Work instructions: Show every line that has the string "name" in it.
^^^^^^^^^^^^^^^^
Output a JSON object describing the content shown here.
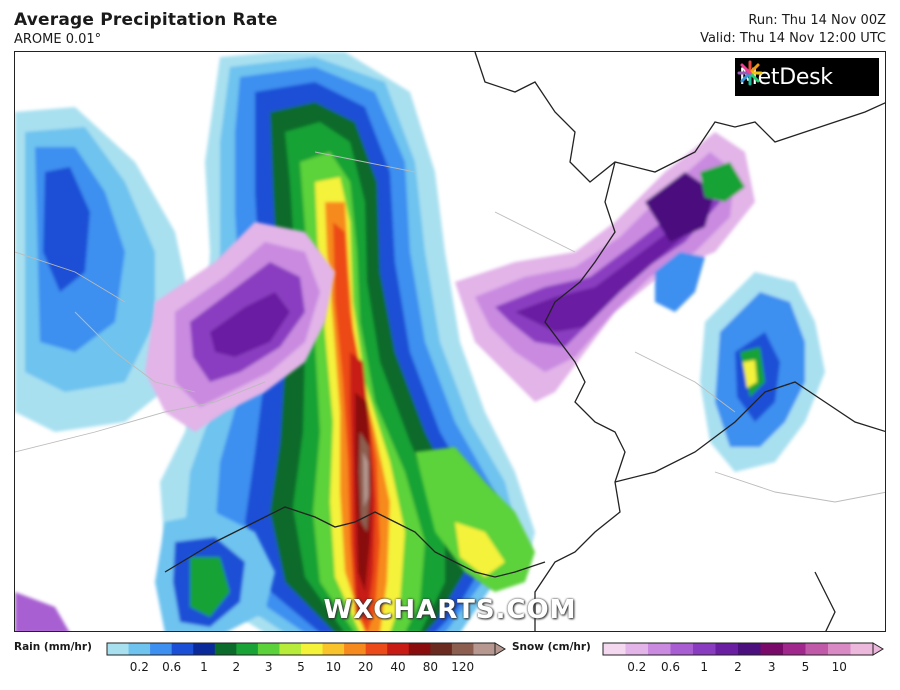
{
  "header": {
    "title": "Average Precipitation Rate",
    "model": "AROME 0.01°",
    "run": "Run: Thu 14 Nov 00Z",
    "valid": "Valid: Thu 14 Nov 12:00 UTC"
  },
  "logo": {
    "text": "MetDesk",
    "icon": "metdesk-star-icon"
  },
  "watermark": "WXCHARTS.COM",
  "legend": {
    "rain": {
      "title": "Rain (mm/hr)",
      "labels": [
        "0.2",
        "0.6",
        "1",
        "2",
        "3",
        "5",
        "10",
        "20",
        "40",
        "80",
        "120"
      ],
      "colors": [
        "#a8e0f0",
        "#6ec3ef",
        "#3d8ff0",
        "#1b4fd6",
        "#0a2a9c",
        "#0a6b2a",
        "#19a236",
        "#5cd23a",
        "#b8ec3a",
        "#f5f23a",
        "#f9c32b",
        "#f78a1e",
        "#ec4a19",
        "#c81b14",
        "#8a0c0c",
        "#6a2a20",
        "#8c5e50",
        "#b69890"
      ]
    },
    "snow": {
      "title": "Snow (cm/hr)",
      "labels": [
        "0.2",
        "0.6",
        "1",
        "2",
        "3",
        "5",
        "10"
      ],
      "colors": [
        "#f3d8f0",
        "#e2b4e8",
        "#c98ae0",
        "#a85ed2",
        "#8a3cc0",
        "#6a1ea2",
        "#4b0f7e",
        "#7a0a6a",
        "#a0288c",
        "#c05aa8",
        "#d98ac4",
        "#ecb8dc"
      ]
    }
  }
}
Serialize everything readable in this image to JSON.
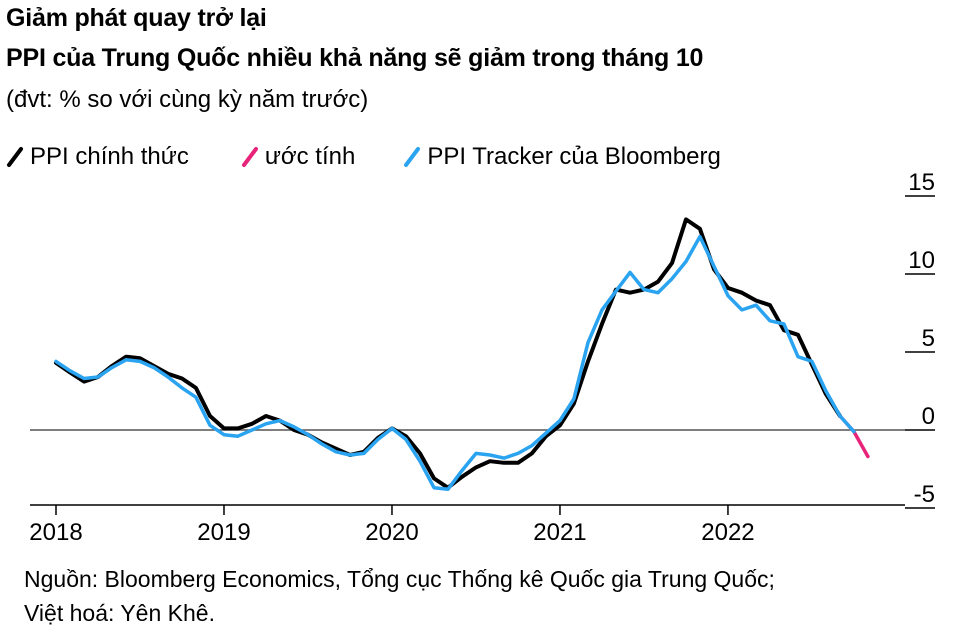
{
  "header": {
    "title": "Giảm phát quay trở lại",
    "subtitle": "PPI của Trung Quốc nhiều khả năng sẽ giảm trong tháng 10",
    "unit": "(đvt: % so với cùng kỳ năm trước)"
  },
  "legend": [
    {
      "label": "PPI chính thức",
      "color": "#000000"
    },
    {
      "label": "ước tính",
      "color": "#e8237a"
    },
    {
      "label": "PPI Tracker của Bloomberg",
      "color": "#2aa3f0"
    }
  ],
  "footer": {
    "source_line1": "Nguồn: Bloomberg Economics, Tổng cục Thống kê Quốc gia Trung Quốc;",
    "source_line2": "Việt hoá: Yên Khê."
  },
  "chart_data": {
    "type": "line",
    "title": "PPI của Trung Quốc nhiều khả năng sẽ giảm trong tháng 10",
    "ylabel": "% so với cùng kỳ năm trước",
    "ylim": [
      -5,
      15
    ],
    "yticks": [
      15,
      10,
      5,
      0,
      -5
    ],
    "xlim": [
      2018.0,
      2022.917
    ],
    "xticks": [
      2018,
      2019,
      2020,
      2021,
      2022
    ],
    "xtick_labels": [
      "2018",
      "2019",
      "2020",
      "2021",
      "2022"
    ],
    "series": [
      {
        "name": "PPI chính thức",
        "color": "#000000",
        "x": [
          2018.0,
          2018.083,
          2018.167,
          2018.25,
          2018.333,
          2018.417,
          2018.5,
          2018.583,
          2018.667,
          2018.75,
          2018.833,
          2018.917,
          2019.0,
          2019.083,
          2019.167,
          2019.25,
          2019.333,
          2019.417,
          2019.5,
          2019.583,
          2019.667,
          2019.75,
          2019.833,
          2019.917,
          2020.0,
          2020.083,
          2020.167,
          2020.25,
          2020.333,
          2020.417,
          2020.5,
          2020.583,
          2020.667,
          2020.75,
          2020.833,
          2020.917,
          2021.0,
          2021.083,
          2021.167,
          2021.25,
          2021.333,
          2021.417,
          2021.5,
          2021.583,
          2021.667,
          2021.75,
          2021.833,
          2021.917,
          2022.0,
          2022.083,
          2022.167,
          2022.25,
          2022.333,
          2022.417,
          2022.5,
          2022.583,
          2022.667
        ],
        "values": [
          4.3,
          3.7,
          3.1,
          3.4,
          4.1,
          4.7,
          4.6,
          4.1,
          3.6,
          3.3,
          2.7,
          0.9,
          0.1,
          0.1,
          0.4,
          0.9,
          0.6,
          0.0,
          -0.3,
          -0.8,
          -1.2,
          -1.6,
          -1.4,
          -0.5,
          0.1,
          -0.4,
          -1.5,
          -3.1,
          -3.7,
          -3.0,
          -2.4,
          -2.0,
          -2.1,
          -2.1,
          -1.5,
          -0.4,
          0.3,
          1.7,
          4.4,
          6.8,
          9.0,
          8.8,
          9.0,
          9.5,
          10.7,
          13.5,
          12.9,
          10.3,
          9.1,
          8.8,
          8.3,
          8.0,
          6.4,
          6.1,
          4.2,
          2.3,
          0.9
        ]
      },
      {
        "name": "ước tính",
        "color": "#e8237a",
        "x": [
          2022.667,
          2022.75,
          2022.833
        ],
        "values": [
          0.9,
          -0.1,
          -1.7
        ]
      },
      {
        "name": "PPI Tracker của Bloomberg",
        "color": "#2aa3f0",
        "x": [
          2018.0,
          2018.083,
          2018.167,
          2018.25,
          2018.333,
          2018.417,
          2018.5,
          2018.583,
          2018.667,
          2018.75,
          2018.833,
          2018.917,
          2019.0,
          2019.083,
          2019.167,
          2019.25,
          2019.333,
          2019.417,
          2019.5,
          2019.583,
          2019.667,
          2019.75,
          2019.833,
          2019.917,
          2020.0,
          2020.083,
          2020.167,
          2020.25,
          2020.333,
          2020.417,
          2020.5,
          2020.583,
          2020.667,
          2020.75,
          2020.833,
          2020.917,
          2021.0,
          2021.083,
          2021.167,
          2021.25,
          2021.333,
          2021.417,
          2021.5,
          2021.583,
          2021.667,
          2021.75,
          2021.833,
          2021.917,
          2022.0,
          2022.083,
          2022.167,
          2022.25,
          2022.333,
          2022.417,
          2022.5,
          2022.583,
          2022.667,
          2022.75
        ],
        "values": [
          4.4,
          3.8,
          3.3,
          3.4,
          4.0,
          4.5,
          4.4,
          4.0,
          3.4,
          2.7,
          2.1,
          0.3,
          -0.3,
          -0.4,
          0.0,
          0.4,
          0.6,
          0.2,
          -0.3,
          -0.9,
          -1.4,
          -1.6,
          -1.5,
          -0.6,
          0.1,
          -0.6,
          -2.0,
          -3.7,
          -3.8,
          -2.6,
          -1.5,
          -1.6,
          -1.8,
          -1.5,
          -1.0,
          -0.2,
          0.6,
          2.0,
          5.6,
          7.7,
          8.9,
          10.1,
          9.0,
          8.8,
          9.7,
          10.8,
          12.4,
          10.5,
          8.6,
          7.7,
          8.0,
          7.0,
          6.8,
          4.7,
          4.4,
          2.5,
          0.9,
          -0.1
        ]
      }
    ]
  }
}
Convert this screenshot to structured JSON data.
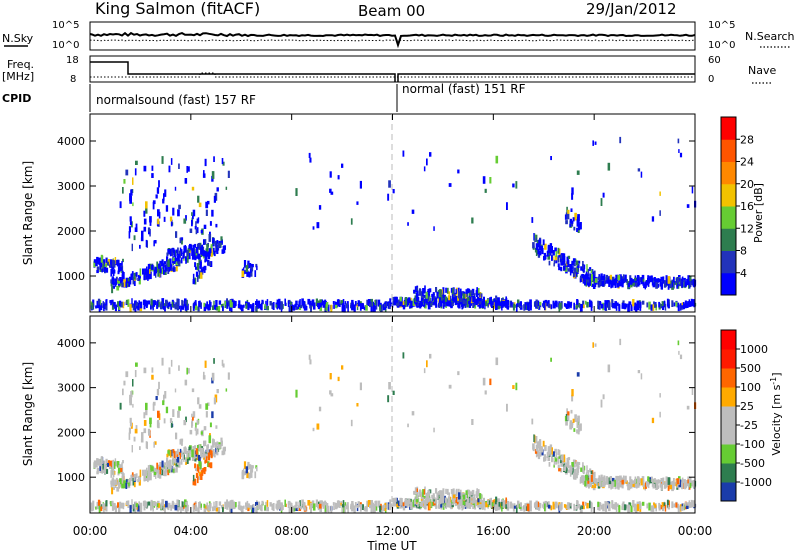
{
  "header": {
    "title": "King Salmon (fitACF)",
    "beam": "Beam 00",
    "date": "29/Jan/2012"
  },
  "panels": {
    "nsky_label": "N.Sky",
    "nsearch_label": "N.Search",
    "freq_label": "Freq.",
    "freq_unit": "[MHz]",
    "nave_label": "Nave",
    "cpid_label": "CPID",
    "cpid_left": "normalsound (fast) 157 RF",
    "cpid_right": "normal (fast) 151 RF",
    "nsky_ticks": [
      "10^5",
      "10^0"
    ],
    "nsearch_ticks": [
      "10^5",
      "10^0"
    ],
    "freq_ticks": [
      "18",
      "8"
    ],
    "nave_ticks": [
      "60",
      "0"
    ]
  },
  "chart_data": [
    {
      "type": "heatmap",
      "name": "power",
      "ylabel": "Slant Range [km]",
      "xlabel": "Time UT",
      "x_ticks": [
        "00:00",
        "04:00",
        "08:00",
        "12:00",
        "16:00",
        "20:00",
        "00:00"
      ],
      "y_ticks": [
        1000,
        2000,
        3000,
        4000
      ],
      "ylim": [
        200,
        4600
      ],
      "xlim_hours": [
        0,
        24
      ],
      "colorbar": {
        "label": "Power [dB]",
        "ticks": [
          4,
          8,
          12,
          16,
          20,
          24,
          28
        ],
        "colors": [
          "#0000ff",
          "#2233bb",
          "#2e7d4f",
          "#66cc33",
          "#f2c200",
          "#ff8800",
          "#ff5500",
          "#ff0000"
        ]
      }
    },
    {
      "type": "heatmap",
      "name": "velocity",
      "ylabel": "Slant Range [km]",
      "xlabel": "Time UT",
      "x_ticks": [
        "00:00",
        "04:00",
        "08:00",
        "12:00",
        "16:00",
        "20:00",
        "00:00"
      ],
      "y_ticks": [
        1000,
        2000,
        3000,
        4000
      ],
      "ylim": [
        200,
        4600
      ],
      "xlim_hours": [
        0,
        24
      ],
      "colorbar": {
        "label": "Velocity [m s^-1]",
        "ticks": [
          "1000",
          "500",
          "100",
          "25",
          "-25",
          "-100",
          "-500",
          "-1000"
        ],
        "colors": [
          "#1a3caa",
          "#2e7d4f",
          "#66cc33",
          "#bdbdbd",
          "#bdbdbd",
          "#ffaa00",
          "#ff6600",
          "#ff1a00",
          "#ff0000"
        ]
      }
    }
  ],
  "xaxis_title": "Time UT"
}
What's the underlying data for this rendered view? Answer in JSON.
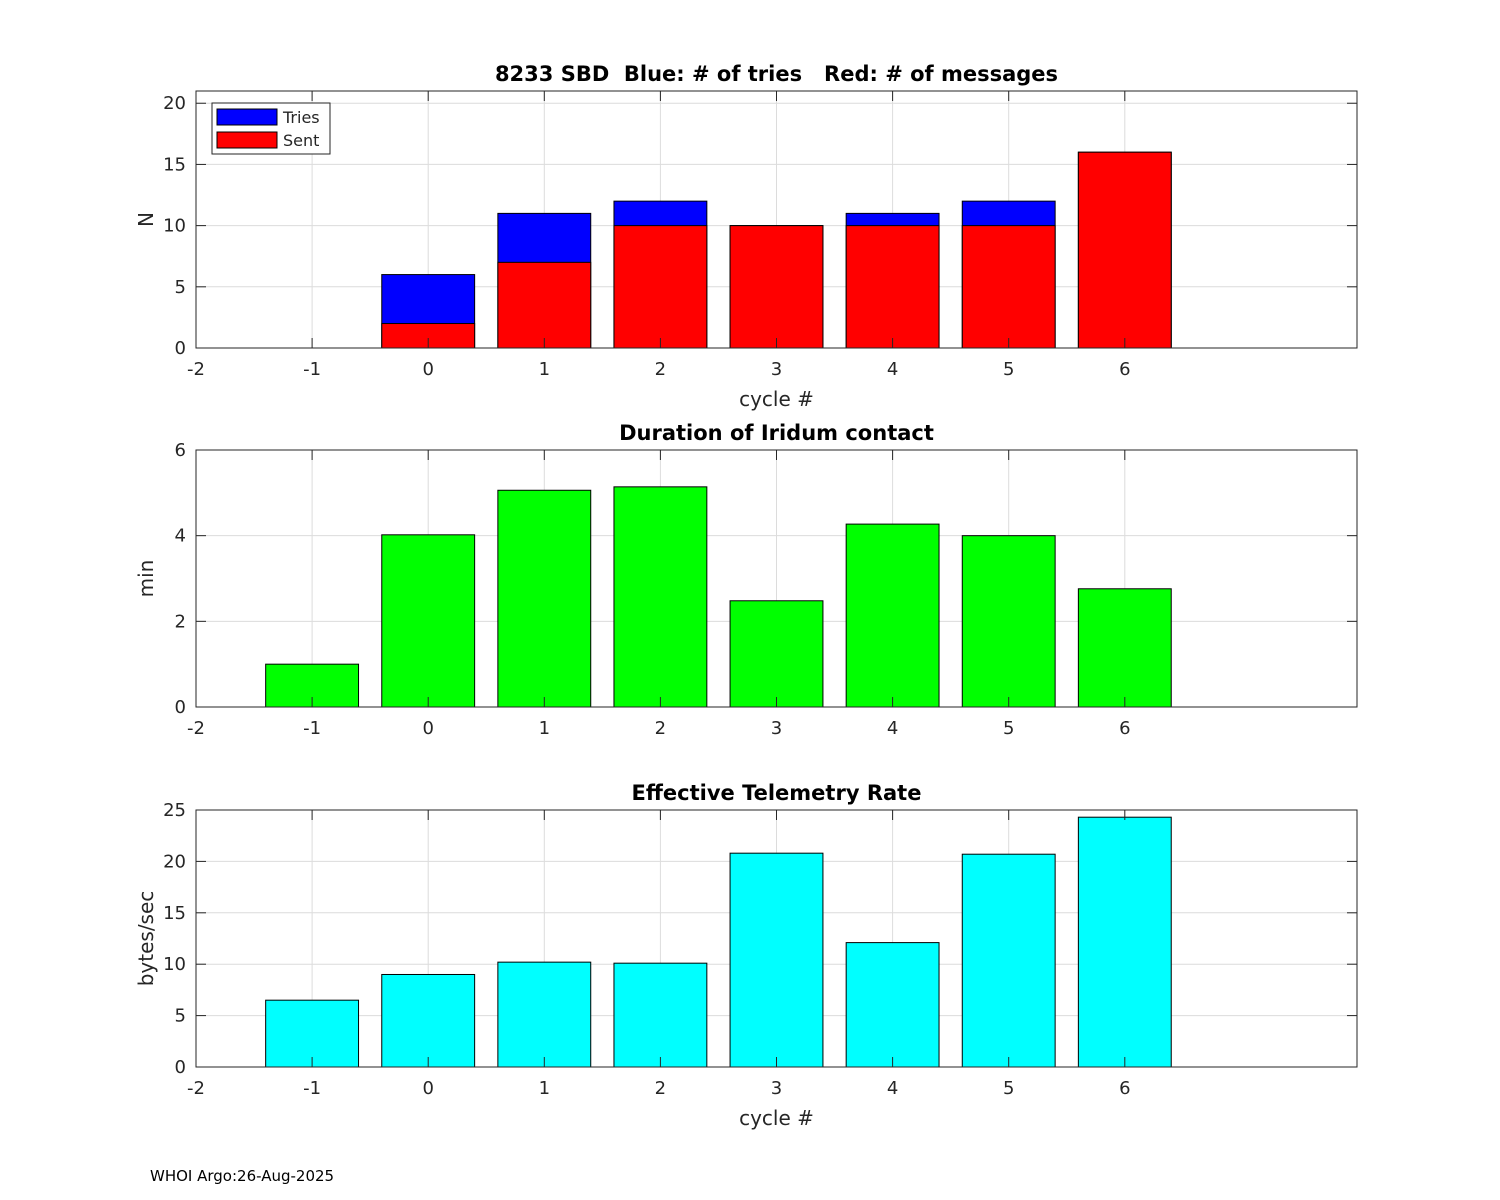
^^^^^^^^^^^^^^^^
Exercise solution:
        "name": "PPI chính thức",
        "name": "ước tính",
        "name": "PPI Tracker của Bloomberg",
      "name": "power",
      "name": "velocity",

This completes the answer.